— START Entries —

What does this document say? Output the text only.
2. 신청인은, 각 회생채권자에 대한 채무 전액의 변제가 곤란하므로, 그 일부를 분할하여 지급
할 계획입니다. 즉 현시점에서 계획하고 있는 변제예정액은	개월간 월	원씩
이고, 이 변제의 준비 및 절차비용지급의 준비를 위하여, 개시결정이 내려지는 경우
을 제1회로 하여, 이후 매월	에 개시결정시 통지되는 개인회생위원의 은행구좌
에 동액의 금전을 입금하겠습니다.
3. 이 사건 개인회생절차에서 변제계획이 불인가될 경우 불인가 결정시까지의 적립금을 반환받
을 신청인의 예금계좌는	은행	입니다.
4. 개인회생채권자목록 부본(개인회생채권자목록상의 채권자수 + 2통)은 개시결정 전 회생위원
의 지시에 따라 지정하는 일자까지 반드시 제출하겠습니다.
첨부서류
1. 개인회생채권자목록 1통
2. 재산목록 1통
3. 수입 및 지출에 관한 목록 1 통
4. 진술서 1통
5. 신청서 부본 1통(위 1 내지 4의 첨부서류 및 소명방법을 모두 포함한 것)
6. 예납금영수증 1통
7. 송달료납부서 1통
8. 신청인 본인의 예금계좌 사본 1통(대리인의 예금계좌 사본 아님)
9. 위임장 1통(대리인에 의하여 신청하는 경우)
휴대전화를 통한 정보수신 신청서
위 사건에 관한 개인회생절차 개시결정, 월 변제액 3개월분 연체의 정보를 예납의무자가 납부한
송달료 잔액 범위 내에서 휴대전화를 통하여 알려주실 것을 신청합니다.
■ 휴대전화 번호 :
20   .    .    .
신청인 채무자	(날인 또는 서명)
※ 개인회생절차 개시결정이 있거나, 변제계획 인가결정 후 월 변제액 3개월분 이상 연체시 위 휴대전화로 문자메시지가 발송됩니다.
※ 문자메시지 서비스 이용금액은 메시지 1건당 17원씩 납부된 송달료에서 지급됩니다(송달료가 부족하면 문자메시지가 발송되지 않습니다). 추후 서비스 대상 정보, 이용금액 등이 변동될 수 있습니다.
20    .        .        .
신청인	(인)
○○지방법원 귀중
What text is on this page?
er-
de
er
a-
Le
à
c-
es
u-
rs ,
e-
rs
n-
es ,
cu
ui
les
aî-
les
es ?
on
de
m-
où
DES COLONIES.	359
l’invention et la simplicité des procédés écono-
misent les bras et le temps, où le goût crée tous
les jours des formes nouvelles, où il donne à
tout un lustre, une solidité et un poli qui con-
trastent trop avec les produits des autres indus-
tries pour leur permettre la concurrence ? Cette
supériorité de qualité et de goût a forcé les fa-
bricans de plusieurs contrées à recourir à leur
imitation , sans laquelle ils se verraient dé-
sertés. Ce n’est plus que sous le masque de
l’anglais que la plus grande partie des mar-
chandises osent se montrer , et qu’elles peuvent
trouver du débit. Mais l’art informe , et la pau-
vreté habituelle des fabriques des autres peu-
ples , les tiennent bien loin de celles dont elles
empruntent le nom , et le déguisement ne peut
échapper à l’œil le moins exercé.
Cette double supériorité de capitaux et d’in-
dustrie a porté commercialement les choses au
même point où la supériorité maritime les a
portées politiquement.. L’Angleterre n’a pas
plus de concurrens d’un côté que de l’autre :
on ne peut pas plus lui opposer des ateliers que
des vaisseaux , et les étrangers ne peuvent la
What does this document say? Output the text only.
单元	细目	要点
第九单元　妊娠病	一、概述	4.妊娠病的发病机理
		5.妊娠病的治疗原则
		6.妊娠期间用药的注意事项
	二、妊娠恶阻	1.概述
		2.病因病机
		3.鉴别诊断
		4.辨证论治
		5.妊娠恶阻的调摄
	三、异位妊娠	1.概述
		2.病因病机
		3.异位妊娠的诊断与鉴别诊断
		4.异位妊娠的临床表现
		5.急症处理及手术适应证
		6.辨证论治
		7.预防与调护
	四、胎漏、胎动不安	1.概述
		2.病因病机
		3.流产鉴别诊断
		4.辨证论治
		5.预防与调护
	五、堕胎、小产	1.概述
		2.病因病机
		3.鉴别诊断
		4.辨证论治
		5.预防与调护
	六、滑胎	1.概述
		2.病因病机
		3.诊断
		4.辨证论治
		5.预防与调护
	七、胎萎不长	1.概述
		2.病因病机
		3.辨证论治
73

— END Entries —

Copy the records above exactly.

What does this document say? Output the text only.
2. 신청인은, 각 회생채권자에 대한 채무 전액의 변제가 곤란하므로, 그 일부를 분할하여 지급
할 계획입니다. 즉 현시점에서 계획하고 있는 변제예정액은	개월간 월	원씩
이고, 이 변제의 준비 및 절차비용지급의 준비를 위하여, 개시결정이 내려지는 경우
을 제1회로 하여, 이후 매월	에 개시결정시 통지되는 개인회생위원의 은행구좌
에 동액의 금전을 입금하겠습니다.
3. 이 사건 개인회생절차에서 변제계획이 불인가될 경우 불인가 결정시까지의 적립금을 반환받
을 신청인의 예금계좌는	은행	입니다.
4. 개인회생채권자목록 부본(개인회생채권자목록상의 채권자수 + 2통)은 개시결정 전 회생위원
의 지시에 따라 지정하는 일자까지 반드시 제출하겠습니다.
첨부서류
1. 개인회생채권자목록 1통
2. 재산목록 1통
3. 수입 및 지출에 관한 목록 1 통
4. 진술서 1통
5. 신청서 부본 1통(위 1 내지 4의 첨부서류 및 소명방법을 모두 포함한 것)
6. 예납금영수증 1통
7. 송달료납부서 1통
8. 신청인 본인의 예금계좌 사본 1통(대리인의 예금계좌 사본 아님)
9. 위임장 1통(대리인에 의하여 신청하는 경우)
휴대전화를 통한 정보수신 신청서
위 사건에 관한 개인회생절차 개시결정, 월 변제액 3개월분 연체의 정보를 예납의무자가 납부한
송달료 잔액 범위 내에서 휴대전화를 통하여 알려주실 것을 신청합니다.
■ 휴대전화 번호 :
20   .    .    .
신청인 채무자	(날인 또는 서명)
※ 개인회생절차 개시결정이 있거나, 변제계획 인가결정 후 월 변제액 3개월분 이상 연체시 위 휴대전화로 문자메시지가 발송됩니다.
※ 문자메시지 서비스 이용금액은 메시지 1건당 17원씩 납부된 송달료에서 지급됩니다(송달료가 부족하면 문자메시지가 발송되지 않습니다). 추후 서비스 대상 정보, 이용금액 등이 변동될 수 있습니다.
20    .        .        .
신청인	(인)
○○지방법원 귀중
What text is on this page?
er-
de
er
a-
Le
à
c-
es
u-
rs ,
e-
rs
n-
es ,
cu
ui
les
aî-
les
es ?
on
de
m-
où
DES COLONIES.	359
l’invention et la simplicité des procédés écono-
misent les bras et le temps, où le goût crée tous
les jours des formes nouvelles, où il donne à
tout un lustre, une solidité et un poli qui con-
trastent trop avec les produits des autres indus-
tries pour leur permettre la concurrence ? Cette
supériorité de qualité et de goût a forcé les fa-
bricans de plusieurs contrées à recourir à leur
imitation , sans laquelle ils se verraient dé-
sertés. Ce n’est plus que sous le masque de
l’anglais que la plus grande partie des mar-
chandises osent se montrer , et qu’elles peuvent
trouver du débit. Mais l’art informe , et la pau-
vreté habituelle des fabriques des autres peu-
ples , les tiennent bien loin de celles dont elles
empruntent le nom , et le déguisement ne peut
échapper à l’œil le moins exercé.
Cette double supériorité de capitaux et d’in-
dustrie a porté commercialement les choses au
même point où la supériorité maritime les a
portées politiquement.. L’Angleterre n’a pas
plus de concurrens d’un côté que de l’autre :
on ne peut pas plus lui opposer des ateliers que
des vaisseaux , et les étrangers ne peuvent la
What does this document say? Output the text only.
单元	细目	要点
第九单元　妊娠病	一、概述	4.妊娠病的发病机理
		5.妊娠病的治疗原则
		6.妊娠期间用药的注意事项
	二、妊娠恶阻	1.概述
		2.病因病机
		3.鉴别诊断
		4.辨证论治
		5.妊娠恶阻的调摄
	三、异位妊娠	1.概述
		2.病因病机
		3.异位妊娠的诊断与鉴别诊断
		4.异位妊娠的临床表现
		5.急症处理及手术适应证
		6.辨证论治
		7.预防与调护
	四、胎漏、胎动不安	1.概述
		2.病因病机
		3.流产鉴别诊断
		4.辨证论治
		5.预防与调护
	五、堕胎、小产	1.概述
		2.病因病机
		3.鉴别诊断
		4.辨证论治
		5.预防与调护
	六、滑胎	1.概述
		2.病因病机
		3.诊断
		4.辨证论治
		5.预防与调护
	七、胎萎不长	1.概述
		2.病因病机
		3.辨证论治
73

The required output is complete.